[Set problem] Take down each entry exactly as written.

[Data for this task]

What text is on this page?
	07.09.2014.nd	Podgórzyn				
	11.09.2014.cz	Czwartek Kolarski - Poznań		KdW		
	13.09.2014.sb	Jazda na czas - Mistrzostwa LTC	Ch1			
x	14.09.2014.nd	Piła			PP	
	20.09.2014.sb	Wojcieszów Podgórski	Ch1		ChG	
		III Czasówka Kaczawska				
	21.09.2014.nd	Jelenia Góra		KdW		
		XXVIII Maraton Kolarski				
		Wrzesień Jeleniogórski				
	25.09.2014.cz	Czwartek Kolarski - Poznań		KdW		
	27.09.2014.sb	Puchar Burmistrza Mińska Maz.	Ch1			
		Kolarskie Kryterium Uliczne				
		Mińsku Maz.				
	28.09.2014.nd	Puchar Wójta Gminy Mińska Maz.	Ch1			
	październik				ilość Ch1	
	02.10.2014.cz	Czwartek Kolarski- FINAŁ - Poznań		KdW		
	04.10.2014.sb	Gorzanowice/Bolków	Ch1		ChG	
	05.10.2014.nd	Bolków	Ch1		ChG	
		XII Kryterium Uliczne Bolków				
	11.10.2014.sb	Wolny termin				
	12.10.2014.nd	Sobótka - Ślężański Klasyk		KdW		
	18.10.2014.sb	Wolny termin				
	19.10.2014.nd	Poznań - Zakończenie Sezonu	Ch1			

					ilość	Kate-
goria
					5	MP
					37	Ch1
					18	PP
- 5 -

[Full response]
What text is on this page?
	07.09.2014.nd	Podgórzyn				
	11.09.2014.cz	Czwartek Kolarski - Poznań		KdW		
	13.09.2014.sb	Jazda na czas - Mistrzostwa LTC	Ch1			
x	14.09.2014.nd	Piła			PP	
	20.09.2014.sb	Wojcieszów Podgórski	Ch1		ChG	
		III Czasówka Kaczawska				
	21.09.2014.nd	Jelenia Góra		KdW		
		XXVIII Maraton Kolarski				
		Wrzesień Jeleniogórski				
	25.09.2014.cz	Czwartek Kolarski - Poznań		KdW		
	27.09.2014.sb	Puchar Burmistrza Mińska Maz.	Ch1			
		Kolarskie Kryterium Uliczne				
		Mińsku Maz.				
	28.09.2014.nd	Puchar Wójta Gminy Mińska Maz.	Ch1			
	październik				ilość Ch1	
	02.10.2014.cz	Czwartek Kolarski- FINAŁ - Poznań		KdW		
	04.10.2014.sb	Gorzanowice/Bolków	Ch1		ChG	
	05.10.2014.nd	Bolków	Ch1		ChG	
		XII Kryterium Uliczne Bolków				
	11.10.2014.sb	Wolny termin				
	12.10.2014.nd	Sobótka - Ślężański Klasyk		KdW		
	18.10.2014.sb	Wolny termin				
	19.10.2014.nd	Poznań - Zakończenie Sezonu	Ch1			

					ilość	Kate-
goria
					5	MP
					37	Ch1
					18	PP
- 5 -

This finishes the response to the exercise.